**Excerpted data**
'''
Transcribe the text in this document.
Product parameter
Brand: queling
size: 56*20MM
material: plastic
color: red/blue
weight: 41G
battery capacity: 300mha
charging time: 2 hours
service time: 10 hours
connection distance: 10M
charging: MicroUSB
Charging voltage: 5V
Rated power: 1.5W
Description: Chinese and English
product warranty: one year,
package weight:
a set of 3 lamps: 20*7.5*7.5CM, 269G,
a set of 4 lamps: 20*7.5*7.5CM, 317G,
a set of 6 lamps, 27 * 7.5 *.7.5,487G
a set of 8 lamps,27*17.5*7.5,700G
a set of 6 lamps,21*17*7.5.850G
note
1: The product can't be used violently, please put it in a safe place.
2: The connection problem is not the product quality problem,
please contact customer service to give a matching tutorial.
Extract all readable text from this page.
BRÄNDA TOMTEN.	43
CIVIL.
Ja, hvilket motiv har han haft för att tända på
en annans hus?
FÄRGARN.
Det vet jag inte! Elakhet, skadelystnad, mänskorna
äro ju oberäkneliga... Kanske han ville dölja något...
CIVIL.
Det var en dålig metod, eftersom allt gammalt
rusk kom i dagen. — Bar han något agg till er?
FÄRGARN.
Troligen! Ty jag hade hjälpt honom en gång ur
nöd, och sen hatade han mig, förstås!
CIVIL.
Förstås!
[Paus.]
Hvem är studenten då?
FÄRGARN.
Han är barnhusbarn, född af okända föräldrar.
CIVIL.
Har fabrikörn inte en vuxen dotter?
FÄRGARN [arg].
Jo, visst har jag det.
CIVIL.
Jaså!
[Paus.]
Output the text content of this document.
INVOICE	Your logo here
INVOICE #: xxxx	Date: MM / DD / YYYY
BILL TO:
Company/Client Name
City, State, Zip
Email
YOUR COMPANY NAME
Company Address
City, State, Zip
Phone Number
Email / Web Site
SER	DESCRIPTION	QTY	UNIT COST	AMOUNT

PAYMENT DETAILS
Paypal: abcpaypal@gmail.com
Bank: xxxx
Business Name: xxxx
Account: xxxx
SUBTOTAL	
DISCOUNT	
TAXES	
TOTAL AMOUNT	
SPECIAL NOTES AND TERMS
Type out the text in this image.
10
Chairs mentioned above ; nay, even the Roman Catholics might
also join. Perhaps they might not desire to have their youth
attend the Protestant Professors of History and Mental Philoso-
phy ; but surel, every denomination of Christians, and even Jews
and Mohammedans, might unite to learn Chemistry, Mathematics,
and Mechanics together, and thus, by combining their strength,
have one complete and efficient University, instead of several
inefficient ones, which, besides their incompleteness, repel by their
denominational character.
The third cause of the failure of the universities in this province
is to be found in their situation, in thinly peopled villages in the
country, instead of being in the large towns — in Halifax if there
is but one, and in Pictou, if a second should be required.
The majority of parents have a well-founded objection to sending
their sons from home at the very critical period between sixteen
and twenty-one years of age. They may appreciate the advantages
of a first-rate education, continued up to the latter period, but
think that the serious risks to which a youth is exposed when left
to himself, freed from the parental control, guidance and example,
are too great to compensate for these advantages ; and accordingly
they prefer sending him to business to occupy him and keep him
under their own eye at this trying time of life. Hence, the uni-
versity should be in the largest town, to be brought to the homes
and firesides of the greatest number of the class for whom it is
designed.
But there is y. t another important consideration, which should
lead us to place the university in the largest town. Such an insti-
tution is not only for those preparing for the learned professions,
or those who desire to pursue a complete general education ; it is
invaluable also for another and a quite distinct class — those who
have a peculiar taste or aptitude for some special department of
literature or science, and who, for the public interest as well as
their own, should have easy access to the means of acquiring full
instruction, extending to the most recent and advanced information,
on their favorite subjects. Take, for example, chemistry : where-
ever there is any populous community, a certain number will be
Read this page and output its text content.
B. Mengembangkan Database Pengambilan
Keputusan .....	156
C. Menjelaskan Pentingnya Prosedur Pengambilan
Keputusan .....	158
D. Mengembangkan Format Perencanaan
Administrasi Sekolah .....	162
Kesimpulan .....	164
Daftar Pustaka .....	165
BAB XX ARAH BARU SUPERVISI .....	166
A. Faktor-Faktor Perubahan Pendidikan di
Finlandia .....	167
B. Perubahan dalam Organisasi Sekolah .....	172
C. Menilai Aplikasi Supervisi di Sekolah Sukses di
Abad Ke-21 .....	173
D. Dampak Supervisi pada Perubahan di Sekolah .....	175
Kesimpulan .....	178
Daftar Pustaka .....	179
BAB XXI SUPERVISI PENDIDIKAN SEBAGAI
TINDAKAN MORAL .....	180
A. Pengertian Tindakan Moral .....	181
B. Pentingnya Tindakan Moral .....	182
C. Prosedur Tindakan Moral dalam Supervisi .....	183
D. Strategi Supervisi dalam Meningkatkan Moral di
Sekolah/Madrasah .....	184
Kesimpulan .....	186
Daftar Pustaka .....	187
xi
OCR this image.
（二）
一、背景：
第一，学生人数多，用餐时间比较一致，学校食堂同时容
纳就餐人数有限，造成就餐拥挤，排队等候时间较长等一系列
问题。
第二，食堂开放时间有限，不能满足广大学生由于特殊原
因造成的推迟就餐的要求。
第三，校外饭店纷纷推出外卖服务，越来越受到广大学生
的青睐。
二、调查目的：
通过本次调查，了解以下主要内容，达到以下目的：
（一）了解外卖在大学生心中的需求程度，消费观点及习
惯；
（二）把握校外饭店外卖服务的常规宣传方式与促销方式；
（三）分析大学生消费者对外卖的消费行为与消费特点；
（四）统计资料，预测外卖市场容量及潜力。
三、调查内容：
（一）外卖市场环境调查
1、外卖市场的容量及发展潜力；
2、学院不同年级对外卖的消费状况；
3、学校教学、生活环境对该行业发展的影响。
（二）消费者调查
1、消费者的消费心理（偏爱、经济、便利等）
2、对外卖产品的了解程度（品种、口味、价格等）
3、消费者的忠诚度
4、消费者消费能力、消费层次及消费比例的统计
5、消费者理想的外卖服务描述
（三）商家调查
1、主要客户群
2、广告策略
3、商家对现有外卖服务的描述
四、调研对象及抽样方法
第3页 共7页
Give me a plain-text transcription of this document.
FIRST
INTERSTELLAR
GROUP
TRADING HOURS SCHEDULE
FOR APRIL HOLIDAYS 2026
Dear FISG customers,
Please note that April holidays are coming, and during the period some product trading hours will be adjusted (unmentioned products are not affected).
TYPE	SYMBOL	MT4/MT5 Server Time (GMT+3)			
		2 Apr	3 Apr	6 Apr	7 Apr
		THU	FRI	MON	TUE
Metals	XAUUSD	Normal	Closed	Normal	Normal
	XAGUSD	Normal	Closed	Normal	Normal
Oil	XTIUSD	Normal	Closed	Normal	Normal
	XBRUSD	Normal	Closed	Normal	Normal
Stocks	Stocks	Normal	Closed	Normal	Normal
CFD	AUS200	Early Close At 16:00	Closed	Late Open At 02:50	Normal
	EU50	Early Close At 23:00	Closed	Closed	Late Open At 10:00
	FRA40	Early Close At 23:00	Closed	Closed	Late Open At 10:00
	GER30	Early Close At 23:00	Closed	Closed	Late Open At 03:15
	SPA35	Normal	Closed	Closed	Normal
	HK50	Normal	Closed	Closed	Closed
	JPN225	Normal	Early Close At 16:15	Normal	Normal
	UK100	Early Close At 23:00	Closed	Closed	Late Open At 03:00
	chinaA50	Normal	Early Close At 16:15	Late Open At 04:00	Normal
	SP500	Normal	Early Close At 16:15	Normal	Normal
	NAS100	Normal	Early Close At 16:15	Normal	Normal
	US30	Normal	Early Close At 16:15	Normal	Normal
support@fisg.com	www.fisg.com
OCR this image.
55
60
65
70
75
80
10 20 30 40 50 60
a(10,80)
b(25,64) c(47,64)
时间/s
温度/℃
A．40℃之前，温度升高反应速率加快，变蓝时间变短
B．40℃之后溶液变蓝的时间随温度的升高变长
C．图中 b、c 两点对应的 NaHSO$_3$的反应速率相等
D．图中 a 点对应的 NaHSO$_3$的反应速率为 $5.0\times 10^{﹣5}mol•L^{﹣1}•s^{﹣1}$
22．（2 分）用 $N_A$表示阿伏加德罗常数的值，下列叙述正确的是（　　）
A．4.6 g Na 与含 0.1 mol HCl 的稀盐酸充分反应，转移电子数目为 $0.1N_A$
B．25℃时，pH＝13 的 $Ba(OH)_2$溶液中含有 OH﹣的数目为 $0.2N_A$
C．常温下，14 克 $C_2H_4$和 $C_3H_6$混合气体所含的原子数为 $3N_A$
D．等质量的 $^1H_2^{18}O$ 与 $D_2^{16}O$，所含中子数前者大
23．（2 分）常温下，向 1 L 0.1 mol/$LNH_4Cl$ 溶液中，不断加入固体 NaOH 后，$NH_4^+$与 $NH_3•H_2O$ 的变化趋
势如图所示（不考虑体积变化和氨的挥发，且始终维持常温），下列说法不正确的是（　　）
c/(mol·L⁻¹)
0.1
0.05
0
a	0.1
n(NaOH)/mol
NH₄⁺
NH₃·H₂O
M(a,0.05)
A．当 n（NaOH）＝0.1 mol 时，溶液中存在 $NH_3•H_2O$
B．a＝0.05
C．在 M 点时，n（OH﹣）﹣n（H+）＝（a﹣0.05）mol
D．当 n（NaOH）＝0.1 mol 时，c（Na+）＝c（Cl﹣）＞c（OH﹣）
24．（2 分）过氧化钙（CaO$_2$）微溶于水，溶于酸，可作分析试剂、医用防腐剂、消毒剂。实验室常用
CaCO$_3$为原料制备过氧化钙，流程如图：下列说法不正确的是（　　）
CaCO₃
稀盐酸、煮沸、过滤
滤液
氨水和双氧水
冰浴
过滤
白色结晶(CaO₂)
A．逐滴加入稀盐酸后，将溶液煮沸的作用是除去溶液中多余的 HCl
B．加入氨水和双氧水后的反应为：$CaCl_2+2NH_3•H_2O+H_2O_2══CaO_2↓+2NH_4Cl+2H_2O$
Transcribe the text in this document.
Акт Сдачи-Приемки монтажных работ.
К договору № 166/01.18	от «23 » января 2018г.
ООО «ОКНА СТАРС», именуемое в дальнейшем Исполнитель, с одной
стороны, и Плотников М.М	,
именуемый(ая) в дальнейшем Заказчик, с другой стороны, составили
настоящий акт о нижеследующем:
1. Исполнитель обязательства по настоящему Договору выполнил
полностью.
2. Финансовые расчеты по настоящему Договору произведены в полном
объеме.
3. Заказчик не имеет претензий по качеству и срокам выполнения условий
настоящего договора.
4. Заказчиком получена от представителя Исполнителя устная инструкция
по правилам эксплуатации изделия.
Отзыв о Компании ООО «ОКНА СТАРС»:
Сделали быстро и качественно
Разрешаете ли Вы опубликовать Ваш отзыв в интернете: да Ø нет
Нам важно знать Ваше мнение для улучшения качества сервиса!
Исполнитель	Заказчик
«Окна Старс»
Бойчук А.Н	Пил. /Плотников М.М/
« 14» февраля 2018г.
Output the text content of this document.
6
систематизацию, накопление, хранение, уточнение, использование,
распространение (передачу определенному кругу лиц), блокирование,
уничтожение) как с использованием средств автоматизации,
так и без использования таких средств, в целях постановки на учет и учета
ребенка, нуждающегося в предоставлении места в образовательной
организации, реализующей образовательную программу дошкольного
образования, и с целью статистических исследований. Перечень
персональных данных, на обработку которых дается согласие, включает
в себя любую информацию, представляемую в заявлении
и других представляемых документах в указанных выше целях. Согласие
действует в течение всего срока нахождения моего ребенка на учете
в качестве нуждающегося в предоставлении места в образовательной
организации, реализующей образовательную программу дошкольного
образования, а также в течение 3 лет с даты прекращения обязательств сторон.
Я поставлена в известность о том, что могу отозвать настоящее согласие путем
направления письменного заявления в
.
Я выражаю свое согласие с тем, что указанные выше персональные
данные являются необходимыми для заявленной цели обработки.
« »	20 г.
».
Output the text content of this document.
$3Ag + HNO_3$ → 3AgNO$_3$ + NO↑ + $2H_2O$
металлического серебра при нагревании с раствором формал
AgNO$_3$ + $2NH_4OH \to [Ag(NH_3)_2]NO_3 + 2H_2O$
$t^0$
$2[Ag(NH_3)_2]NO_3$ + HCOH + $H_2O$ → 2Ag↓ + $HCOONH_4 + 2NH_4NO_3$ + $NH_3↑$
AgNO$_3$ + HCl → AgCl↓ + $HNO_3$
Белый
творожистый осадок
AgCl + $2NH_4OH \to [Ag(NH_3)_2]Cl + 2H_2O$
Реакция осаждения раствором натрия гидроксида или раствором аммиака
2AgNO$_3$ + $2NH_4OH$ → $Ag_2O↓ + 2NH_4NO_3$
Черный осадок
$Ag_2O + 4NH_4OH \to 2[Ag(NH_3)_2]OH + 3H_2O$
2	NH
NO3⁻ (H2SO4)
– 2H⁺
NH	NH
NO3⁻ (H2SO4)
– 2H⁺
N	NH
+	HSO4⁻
'''
**What you have to do**
Above are records; say how many of their lines contain the word "Prosedur", giving only the number.

**Task answer**
2